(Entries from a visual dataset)
=====
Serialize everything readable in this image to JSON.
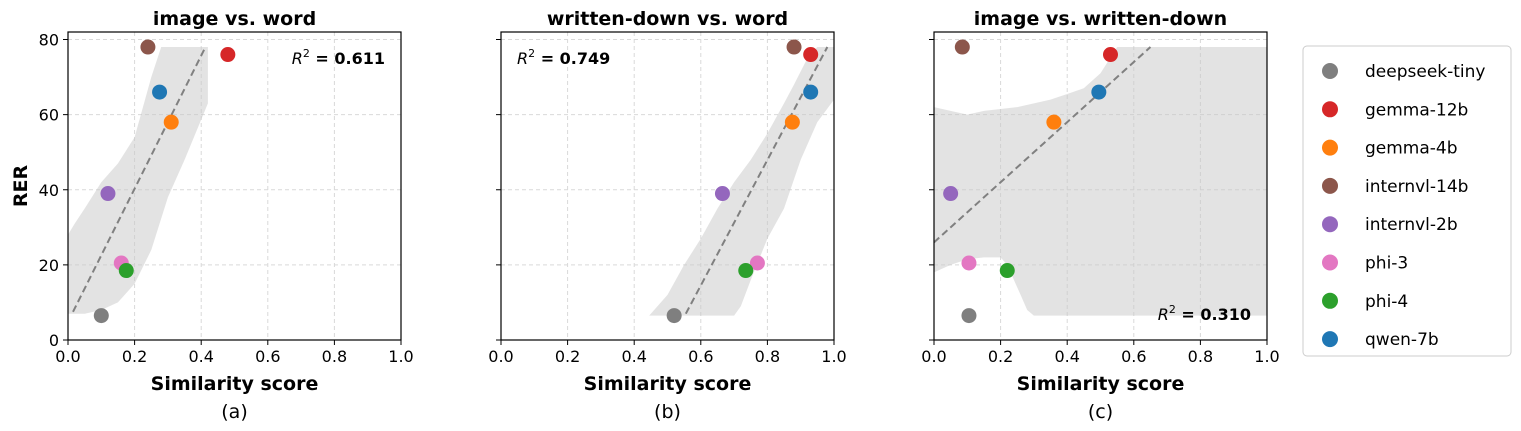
{
  "series_colors": {
    "deepseek-tiny": "#7f7f7f",
    "gemma-12b": "#d62728",
    "gemma-4b": "#ff7f0e",
    "internvl-14b": "#8c564b",
    "internvl-2b": "#9467bd",
    "phi-3": "#e377c2",
    "phi-4": "#2ca02c",
    "qwen-7b": "#1f77b4"
  },
  "legend": {
    "placement": "right-outside",
    "entries": [
      "deepseek-tiny",
      "gemma-12b",
      "gemma-4b",
      "internvl-14b",
      "internvl-2b",
      "phi-3",
      "phi-4",
      "qwen-7b"
    ]
  },
  "shared": {
    "ylabel": "RER",
    "xlabel": "Similarity score",
    "xlim": [
      0,
      1.0
    ],
    "ylim": [
      0,
      82
    ],
    "x_ticks": [
      "0.0",
      "0.2",
      "0.4",
      "0.6",
      "0.8",
      "1.0"
    ],
    "y_ticks": [
      "0",
      "20",
      "40",
      "60",
      "80"
    ]
  },
  "chart_data": [
    {
      "type": "scatter",
      "title": "image vs. word",
      "panel_label": "(a)",
      "xlabel": "Similarity score",
      "ylabel": "RER",
      "xlim": [
        0,
        1.0
      ],
      "ylim": [
        0,
        82
      ],
      "grid": true,
      "r2_label": "= 0.611",
      "r2_position": "top-right",
      "points": [
        {
          "name": "deepseek-tiny",
          "x": 0.1,
          "y": 6.5
        },
        {
          "name": "gemma-12b",
          "x": 0.48,
          "y": 76
        },
        {
          "name": "gemma-4b",
          "x": 0.31,
          "y": 58
        },
        {
          "name": "internvl-14b",
          "x": 0.24,
          "y": 78
        },
        {
          "name": "internvl-2b",
          "x": 0.12,
          "y": 39
        },
        {
          "name": "phi-3",
          "x": 0.16,
          "y": 20.5
        },
        {
          "name": "phi-4",
          "x": 0.175,
          "y": 18.5
        },
        {
          "name": "qwen-7b",
          "x": 0.275,
          "y": 66
        }
      ],
      "fit_line": [
        [
          0.015,
          7.5
        ],
        [
          0.41,
          77.5
        ]
      ],
      "band": {
        "upper": [
          [
            0.0,
            28
          ],
          [
            0.02,
            31
          ],
          [
            0.05,
            35
          ],
          [
            0.1,
            42
          ],
          [
            0.15,
            47
          ],
          [
            0.2,
            54
          ],
          [
            0.25,
            70
          ],
          [
            0.28,
            78
          ],
          [
            0.35,
            78
          ],
          [
            0.42,
            78
          ]
        ],
        "lower": [
          [
            0.42,
            63
          ],
          [
            0.35,
            48
          ],
          [
            0.3,
            38
          ],
          [
            0.25,
            24
          ],
          [
            0.2,
            15
          ],
          [
            0.15,
            10
          ],
          [
            0.1,
            8
          ],
          [
            0.05,
            7
          ],
          [
            0.02,
            7
          ],
          [
            0.0,
            7
          ]
        ]
      }
    },
    {
      "type": "scatter",
      "title": "written-down vs. word",
      "panel_label": "(b)",
      "xlabel": "Similarity score",
      "xlim": [
        0,
        1.0
      ],
      "ylim": [
        0,
        82
      ],
      "grid": true,
      "r2_label": "= 0.749",
      "r2_position": "top-left",
      "points": [
        {
          "name": "deepseek-tiny",
          "x": 0.52,
          "y": 6.5
        },
        {
          "name": "gemma-12b",
          "x": 0.93,
          "y": 76
        },
        {
          "name": "gemma-4b",
          "x": 0.875,
          "y": 58
        },
        {
          "name": "internvl-14b",
          "x": 0.88,
          "y": 78
        },
        {
          "name": "internvl-2b",
          "x": 0.665,
          "y": 39
        },
        {
          "name": "phi-3",
          "x": 0.77,
          "y": 20.5
        },
        {
          "name": "phi-4",
          "x": 0.735,
          "y": 18.5
        },
        {
          "name": "qwen-7b",
          "x": 0.93,
          "y": 66
        }
      ],
      "fit_line": [
        [
          0.555,
          7
        ],
        [
          0.98,
          78
        ]
      ],
      "band": {
        "upper": [
          [
            0.445,
            6.5
          ],
          [
            0.5,
            12
          ],
          [
            0.55,
            20
          ],
          [
            0.6,
            27
          ],
          [
            0.65,
            35
          ],
          [
            0.7,
            42
          ],
          [
            0.75,
            48
          ],
          [
            0.8,
            55
          ],
          [
            0.85,
            63
          ],
          [
            0.88,
            68
          ],
          [
            0.92,
            75
          ],
          [
            0.95,
            78
          ],
          [
            1.0,
            78
          ]
        ],
        "lower": [
          [
            1.0,
            64
          ],
          [
            0.95,
            58
          ],
          [
            0.9,
            48
          ],
          [
            0.85,
            35
          ],
          [
            0.8,
            27
          ],
          [
            0.75,
            16
          ],
          [
            0.72,
            9
          ],
          [
            0.7,
            6.5
          ],
          [
            0.65,
            6.5
          ],
          [
            0.55,
            6.5
          ],
          [
            0.445,
            6.5
          ]
        ]
      }
    },
    {
      "type": "scatter",
      "title": "image vs. written-down",
      "panel_label": "(c)",
      "xlabel": "Similarity score",
      "xlim": [
        0,
        1.0
      ],
      "ylim": [
        0,
        82
      ],
      "grid": true,
      "r2_label": "= 0.310",
      "r2_position": "bottom-right",
      "points": [
        {
          "name": "deepseek-tiny",
          "x": 0.105,
          "y": 6.5
        },
        {
          "name": "gemma-12b",
          "x": 0.53,
          "y": 76
        },
        {
          "name": "gemma-4b",
          "x": 0.36,
          "y": 58
        },
        {
          "name": "internvl-14b",
          "x": 0.085,
          "y": 78
        },
        {
          "name": "internvl-2b",
          "x": 0.05,
          "y": 39
        },
        {
          "name": "phi-3",
          "x": 0.105,
          "y": 20.5
        },
        {
          "name": "phi-4",
          "x": 0.22,
          "y": 18.5
        },
        {
          "name": "qwen-7b",
          "x": 0.495,
          "y": 66
        }
      ],
      "fit_line": [
        [
          0.0,
          26
        ],
        [
          0.65,
          78
        ]
      ],
      "band": {
        "upper": [
          [
            0.0,
            62
          ],
          [
            0.05,
            61
          ],
          [
            0.1,
            60
          ],
          [
            0.15,
            61
          ],
          [
            0.2,
            61.5
          ],
          [
            0.25,
            62
          ],
          [
            0.3,
            63
          ],
          [
            0.35,
            64
          ],
          [
            0.4,
            65.5
          ],
          [
            0.45,
            67
          ],
          [
            0.5,
            71
          ],
          [
            0.55,
            78
          ],
          [
            1.0,
            78
          ]
        ],
        "lower": [
          [
            1.0,
            6.5
          ],
          [
            0.3,
            6.5
          ],
          [
            0.28,
            8
          ],
          [
            0.26,
            12
          ],
          [
            0.24,
            16
          ],
          [
            0.22,
            20
          ],
          [
            0.2,
            22
          ],
          [
            0.15,
            22
          ],
          [
            0.1,
            21.5
          ],
          [
            0.05,
            20
          ],
          [
            0.0,
            18
          ]
        ]
      }
    }
  ]
}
=====
=== What you have to do ===
Return to the listing above and set it down exactly, leaving out its pictures.

=== Answer to the task ===
Serialize everything readable in this image to JSON.
{
  "series_colors": {
    "deepseek-tiny": "#7f7f7f",
    "gemma-12b": "#d62728",
    "gemma-4b": "#ff7f0e",
    "internvl-14b": "#8c564b",
    "internvl-2b": "#9467bd",
    "phi-3": "#e377c2",
    "phi-4": "#2ca02c",
    "qwen-7b": "#1f77b4"
  },
  "legend": {
    "placement": "right-outside",
    "entries": [
      "deepseek-tiny",
      "gemma-12b",
      "gemma-4b",
      "internvl-14b",
      "internvl-2b",
      "phi-3",
      "phi-4",
      "qwen-7b"
    ]
  },
  "shared": {
    "ylabel": "RER",
    "xlabel": "Similarity score",
    "xlim": [
      0,
      1.0
    ],
    "ylim": [
      0,
      82
    ],
    "x_ticks": [
      "0.0",
      "0.2",
      "0.4",
      "0.6",
      "0.8",
      "1.0"
    ],
    "y_ticks": [
      "0",
      "20",
      "40",
      "60",
      "80"
    ]
  },
  "chart_data": [
    {
      "type": "scatter",
      "title": "image vs. word",
      "panel_label": "(a)",
      "xlabel": "Similarity score",
      "ylabel": "RER",
      "xlim": [
        0,
        1.0
      ],
      "ylim": [
        0,
        82
      ],
      "grid": true,
      "r2_label": "= 0.611",
      "r2_position": "top-right",
      "points": [
        {
          "name": "deepseek-tiny",
          "x": 0.1,
          "y": 6.5
        },
        {
          "name": "gemma-12b",
          "x": 0.48,
          "y": 76
        },
        {
          "name": "gemma-4b",
          "x": 0.31,
          "y": 58
        },
        {
          "name": "internvl-14b",
          "x": 0.24,
          "y": 78
        },
        {
          "name": "internvl-2b",
          "x": 0.12,
          "y": 39
        },
        {
          "name": "phi-3",
          "x": 0.16,
          "y": 20.5
        },
        {
          "name": "phi-4",
          "x": 0.175,
          "y": 18.5
        },
        {
          "name": "qwen-7b",
          "x": 0.275,
          "y": 66
        }
      ],
      "fit_line": [
        [
          0.015,
          7.5
        ],
        [
          0.41,
          77.5
        ]
      ],
      "band": {
        "upper": [
          [
            0.0,
            28
          ],
          [
            0.02,
            31
          ],
          [
            0.05,
            35
          ],
          [
            0.1,
            42
          ],
          [
            0.15,
            47
          ],
          [
            0.2,
            54
          ],
          [
            0.25,
            70
          ],
          [
            0.28,
            78
          ],
          [
            0.35,
            78
          ],
          [
            0.42,
            78
          ]
        ],
        "lower": [
          [
            0.42,
            63
          ],
          [
            0.35,
            48
          ],
          [
            0.3,
            38
          ],
          [
            0.25,
            24
          ],
          [
            0.2,
            15
          ],
          [
            0.15,
            10
          ],
          [
            0.1,
            8
          ],
          [
            0.05,
            7
          ],
          [
            0.02,
            7
          ],
          [
            0.0,
            7
          ]
        ]
      }
    },
    {
      "type": "scatter",
      "title": "written-down vs. word",
      "panel_label": "(b)",
      "xlabel": "Similarity score",
      "xlim": [
        0,
        1.0
      ],
      "ylim": [
        0,
        82
      ],
      "grid": true,
      "r2_label": "= 0.749",
      "r2_position": "top-left",
      "points": [
        {
          "name": "deepseek-tiny",
          "x": 0.52,
          "y": 6.5
        },
        {
          "name": "gemma-12b",
          "x": 0.93,
          "y": 76
        },
        {
          "name": "gemma-4b",
          "x": 0.875,
          "y": 58
        },
        {
          "name": "internvl-14b",
          "x": 0.88,
          "y": 78
        },
        {
          "name": "internvl-2b",
          "x": 0.665,
          "y": 39
        },
        {
          "name": "phi-3",
          "x": 0.77,
          "y": 20.5
        },
        {
          "name": "phi-4",
          "x": 0.735,
          "y": 18.5
        },
        {
          "name": "qwen-7b",
          "x": 0.93,
          "y": 66
        }
      ],
      "fit_line": [
        [
          0.555,
          7
        ],
        [
          0.98,
          78
        ]
      ],
      "band": {
        "upper": [
          [
            0.445,
            6.5
          ],
          [
            0.5,
            12
          ],
          [
            0.55,
            20
          ],
          [
            0.6,
            27
          ],
          [
            0.65,
            35
          ],
          [
            0.7,
            42
          ],
          [
            0.75,
            48
          ],
          [
            0.8,
            55
          ],
          [
            0.85,
            63
          ],
          [
            0.88,
            68
          ],
          [
            0.92,
            75
          ],
          [
            0.95,
            78
          ],
          [
            1.0,
            78
          ]
        ],
        "lower": [
          [
            1.0,
            64
          ],
          [
            0.95,
            58
          ],
          [
            0.9,
            48
          ],
          [
            0.85,
            35
          ],
          [
            0.8,
            27
          ],
          [
            0.75,
            16
          ],
          [
            0.72,
            9
          ],
          [
            0.7,
            6.5
          ],
          [
            0.65,
            6.5
          ],
          [
            0.55,
            6.5
          ],
          [
            0.445,
            6.5
          ]
        ]
      }
    },
    {
      "type": "scatter",
      "title": "image vs. written-down",
      "panel_label": "(c)",
      "xlabel": "Similarity score",
      "xlim": [
        0,
        1.0
      ],
      "ylim": [
        0,
        82
      ],
      "grid": true,
      "r2_label": "= 0.310",
      "r2_position": "bottom-right",
      "points": [
        {
          "name": "deepseek-tiny",
          "x": 0.105,
          "y": 6.5
        },
        {
          "name": "gemma-12b",
          "x": 0.53,
          "y": 76
        },
        {
          "name": "gemma-4b",
          "x": 0.36,
          "y": 58
        },
        {
          "name": "internvl-14b",
          "x": 0.085,
          "y": 78
        },
        {
          "name": "internvl-2b",
          "x": 0.05,
          "y": 39
        },
        {
          "name": "phi-3",
          "x": 0.105,
          "y": 20.5
        },
        {
          "name": "phi-4",
          "x": 0.22,
          "y": 18.5
        },
        {
          "name": "qwen-7b",
          "x": 0.495,
          "y": 66
        }
      ],
      "fit_line": [
        [
          0.0,
          26
        ],
        [
          0.65,
          78
        ]
      ],
      "band": {
        "upper": [
          [
            0.0,
            62
          ],
          [
            0.05,
            61
          ],
          [
            0.1,
            60
          ],
          [
            0.15,
            61
          ],
          [
            0.2,
            61.5
          ],
          [
            0.25,
            62
          ],
          [
            0.3,
            63
          ],
          [
            0.35,
            64
          ],
          [
            0.4,
            65.5
          ],
          [
            0.45,
            67
          ],
          [
            0.5,
            71
          ],
          [
            0.55,
            78
          ],
          [
            1.0,
            78
          ]
        ],
        "lower": [
          [
            1.0,
            6.5
          ],
          [
            0.3,
            6.5
          ],
          [
            0.28,
            8
          ],
          [
            0.26,
            12
          ],
          [
            0.24,
            16
          ],
          [
            0.22,
            20
          ],
          [
            0.2,
            22
          ],
          [
            0.15,
            22
          ],
          [
            0.1,
            21.5
          ],
          [
            0.05,
            20
          ],
          [
            0.0,
            18
          ]
        ]
      }
    }
  ]
}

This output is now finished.